[Supplied information start]

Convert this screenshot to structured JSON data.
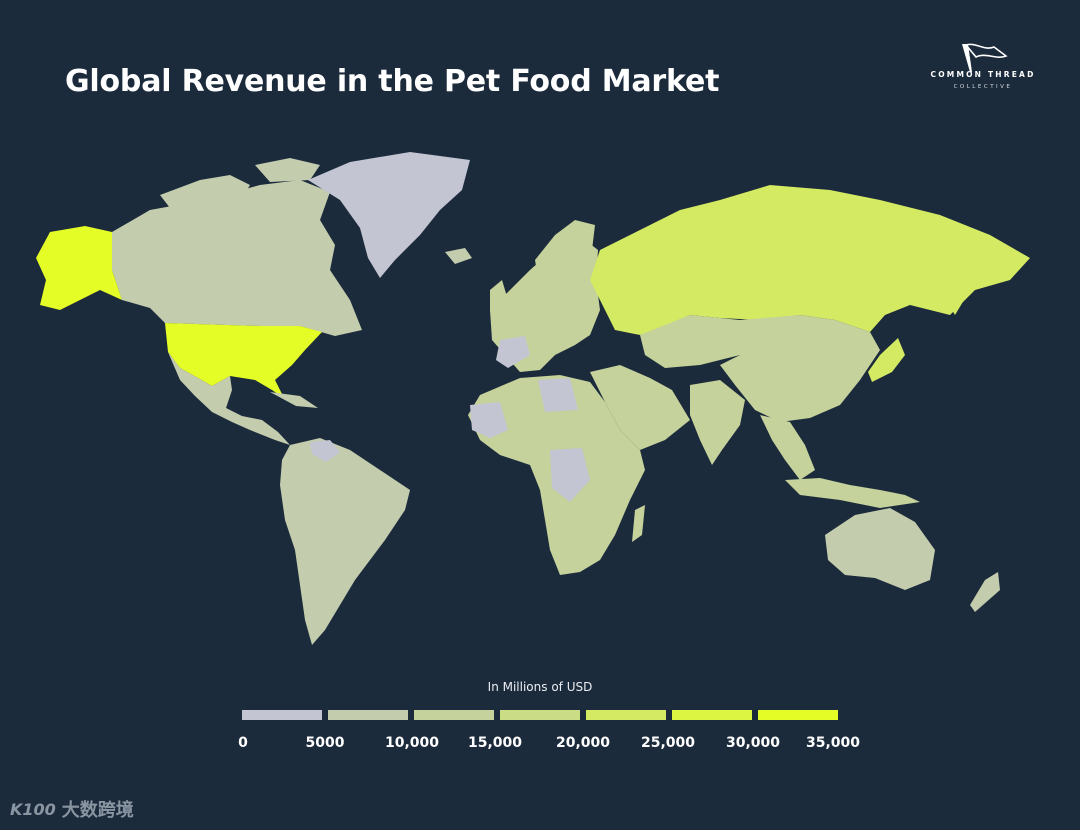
{
  "title": "Global Revenue in the Pet Food Market",
  "logo": {
    "name": "COMMON THREAD",
    "subtitle": "COLLECTIVE",
    "icon": "flag-icon"
  },
  "legend": {
    "title": "In Millions of USD",
    "ticks": [
      "0",
      "5000",
      "10,000",
      "15,000",
      "20,000",
      "25,000",
      "30,000",
      "35,000"
    ],
    "bins": [
      {
        "range": [
          0,
          5000
        ],
        "color": "#c3c5d2"
      },
      {
        "range": [
          5000,
          10000
        ],
        "color": "#c4ccae"
      },
      {
        "range": [
          10000,
          15000
        ],
        "color": "#c5d29b"
      },
      {
        "range": [
          15000,
          20000
        ],
        "color": "#cbdc87"
      },
      {
        "range": [
          20000,
          25000
        ],
        "color": "#d4ea63"
      },
      {
        "range": [
          25000,
          30000
        ],
        "color": "#dcf542"
      },
      {
        "range": [
          30000,
          35000
        ],
        "color": "#e4fd27"
      }
    ]
  },
  "map_colors": {
    "ocean": "#1c2b3c",
    "lowest": "#c3c5d2",
    "low": "#c4ccae",
    "mid": "#c5d29b",
    "high": "#d4ea63",
    "highest": "#e4fd27"
  },
  "watermark": {
    "mark": "K100",
    "text": "大数跨境"
  }
}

[Supplied information end]

> **Written request**
Quote the material exactly. Pictures stay out.

> **Complete output**
Convert this screenshot to structured JSON data.
{
  "title": "Global Revenue in the Pet Food Market",
  "logo": {
    "name": "COMMON THREAD",
    "subtitle": "COLLECTIVE",
    "icon": "flag-icon"
  },
  "legend": {
    "title": "In Millions of USD",
    "ticks": [
      "0",
      "5000",
      "10,000",
      "15,000",
      "20,000",
      "25,000",
      "30,000",
      "35,000"
    ],
    "bins": [
      {
        "range": [
          0,
          5000
        ],
        "color": "#c3c5d2"
      },
      {
        "range": [
          5000,
          10000
        ],
        "color": "#c4ccae"
      },
      {
        "range": [
          10000,
          15000
        ],
        "color": "#c5d29b"
      },
      {
        "range": [
          15000,
          20000
        ],
        "color": "#cbdc87"
      },
      {
        "range": [
          20000,
          25000
        ],
        "color": "#d4ea63"
      },
      {
        "range": [
          25000,
          30000
        ],
        "color": "#dcf542"
      },
      {
        "range": [
          30000,
          35000
        ],
        "color": "#e4fd27"
      }
    ]
  },
  "map_colors": {
    "ocean": "#1c2b3c",
    "lowest": "#c3c5d2",
    "low": "#c4ccae",
    "mid": "#c5d29b",
    "high": "#d4ea63",
    "highest": "#e4fd27"
  },
  "watermark": {
    "mark": "K100",
    "text": "大数跨境"
  }
}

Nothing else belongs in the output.